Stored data
■ ■ ■ ■
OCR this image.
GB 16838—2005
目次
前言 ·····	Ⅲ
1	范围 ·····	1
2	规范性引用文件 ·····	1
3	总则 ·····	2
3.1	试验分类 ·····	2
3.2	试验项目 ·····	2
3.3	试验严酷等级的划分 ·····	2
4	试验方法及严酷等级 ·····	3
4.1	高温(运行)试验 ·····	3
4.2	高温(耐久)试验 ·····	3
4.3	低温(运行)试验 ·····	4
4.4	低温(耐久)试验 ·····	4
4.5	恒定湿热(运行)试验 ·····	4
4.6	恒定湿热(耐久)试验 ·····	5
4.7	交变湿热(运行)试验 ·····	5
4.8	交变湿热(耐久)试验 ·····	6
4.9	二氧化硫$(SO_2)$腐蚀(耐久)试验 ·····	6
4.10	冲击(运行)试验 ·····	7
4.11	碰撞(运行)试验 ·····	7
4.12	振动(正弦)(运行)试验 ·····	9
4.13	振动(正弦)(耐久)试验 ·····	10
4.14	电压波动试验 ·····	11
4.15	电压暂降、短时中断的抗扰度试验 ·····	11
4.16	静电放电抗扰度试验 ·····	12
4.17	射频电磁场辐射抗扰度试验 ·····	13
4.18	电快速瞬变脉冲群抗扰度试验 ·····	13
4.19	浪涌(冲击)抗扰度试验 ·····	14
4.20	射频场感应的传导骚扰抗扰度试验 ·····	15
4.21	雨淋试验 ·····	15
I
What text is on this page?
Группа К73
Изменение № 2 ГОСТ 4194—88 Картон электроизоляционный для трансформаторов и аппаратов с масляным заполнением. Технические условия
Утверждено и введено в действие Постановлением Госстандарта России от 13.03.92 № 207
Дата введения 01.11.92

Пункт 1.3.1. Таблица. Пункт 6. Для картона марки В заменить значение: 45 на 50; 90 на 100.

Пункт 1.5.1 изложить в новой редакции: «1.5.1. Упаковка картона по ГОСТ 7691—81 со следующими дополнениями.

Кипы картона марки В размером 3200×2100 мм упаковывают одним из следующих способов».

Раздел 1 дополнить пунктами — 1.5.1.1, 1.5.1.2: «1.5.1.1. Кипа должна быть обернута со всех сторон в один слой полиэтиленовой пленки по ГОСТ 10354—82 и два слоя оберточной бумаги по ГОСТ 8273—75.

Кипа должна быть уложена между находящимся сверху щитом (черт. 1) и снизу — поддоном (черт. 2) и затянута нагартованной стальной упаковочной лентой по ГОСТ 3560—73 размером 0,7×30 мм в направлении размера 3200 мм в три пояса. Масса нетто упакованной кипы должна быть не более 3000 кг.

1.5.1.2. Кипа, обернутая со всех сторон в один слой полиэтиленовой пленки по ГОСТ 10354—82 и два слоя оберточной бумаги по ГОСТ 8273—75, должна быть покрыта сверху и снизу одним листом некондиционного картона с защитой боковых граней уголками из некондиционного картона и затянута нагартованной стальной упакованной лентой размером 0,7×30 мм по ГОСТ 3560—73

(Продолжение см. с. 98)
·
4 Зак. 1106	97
■ ■ ■ ■
*Task description:*
Repeat the data above exactly.

*Written solution:*
OCR this image.
GB 16838—2005
目次
前言 ·····	Ⅲ
1	范围 ·····	1
2	规范性引用文件 ·····	1
3	总则 ·····	2
3.1	试验分类 ·····	2
3.2	试验项目 ·····	2
3.3	试验严酷等级的划分 ·····	2
4	试验方法及严酷等级 ·····	3
4.1	高温(运行)试验 ·····	3
4.2	高温(耐久)试验 ·····	3
4.3	低温(运行)试验 ·····	4
4.4	低温(耐久)试验 ·····	4
4.5	恒定湿热(运行)试验 ·····	4
4.6	恒定湿热(耐久)试验 ·····	5
4.7	交变湿热(运行)试验 ·····	5
4.8	交变湿热(耐久)试验 ·····	6
4.9	二氧化硫$(SO_2)$腐蚀(耐久)试验 ·····	6
4.10	冲击(运行)试验 ·····	7
4.11	碰撞(运行)试验 ·····	7
4.12	振动(正弦)(运行)试验 ·····	9
4.13	振动(正弦)(耐久)试验 ·····	10
4.14	电压波动试验 ·····	11
4.15	电压暂降、短时中断的抗扰度试验 ·····	11
4.16	静电放电抗扰度试验 ·····	12
4.17	射频电磁场辐射抗扰度试验 ·····	13
4.18	电快速瞬变脉冲群抗扰度试验 ·····	13
4.19	浪涌(冲击)抗扰度试验 ·····	14
4.20	射频场感应的传导骚扰抗扰度试验 ·····	15
4.21	雨淋试验 ·····	15
I
What text is on this page?
Группа К73
Изменение № 2 ГОСТ 4194—88 Картон электроизоляционный для трансформаторов и аппаратов с масляным заполнением. Технические условия
Утверждено и введено в действие Постановлением Госстандарта России от 13.03.92 № 207
Дата введения 01.11.92

Пункт 1.3.1. Таблица. Пункт 6. Для картона марки В заменить значение: 45 на 50; 90 на 100.

Пункт 1.5.1 изложить в новой редакции: «1.5.1. Упаковка картона по ГОСТ 7691—81 со следующими дополнениями.

Кипы картона марки В размером 3200×2100 мм упаковывают одним из следующих способов».

Раздел 1 дополнить пунктами — 1.5.1.1, 1.5.1.2: «1.5.1.1. Кипа должна быть обернута со всех сторон в один слой полиэтиленовой пленки по ГОСТ 10354—82 и два слоя оберточной бумаги по ГОСТ 8273—75.

Кипа должна быть уложена между находящимся сверху щитом (черт. 1) и снизу — поддоном (черт. 2) и затянута нагартованной стальной упаковочной лентой по ГОСТ 3560—73 размером 0,7×30 мм в направлении размера 3200 мм в три пояса. Масса нетто упакованной кипы должна быть не более 3000 кг.

1.5.1.2. Кипа, обернутая со всех сторон в один слой полиэтиленовой пленки по ГОСТ 10354—82 и два слоя оберточной бумаги по ГОСТ 8273—75, должна быть покрыта сверху и снизу одним листом некондиционного картона с защитой боковых граней уголками из некондиционного картона и затянута нагартованной стальной упакованной лентой размером 0,7×30 мм по ГОСТ 3560—73

(Продолжение см. с. 98)
·
4 Зак. 1106	97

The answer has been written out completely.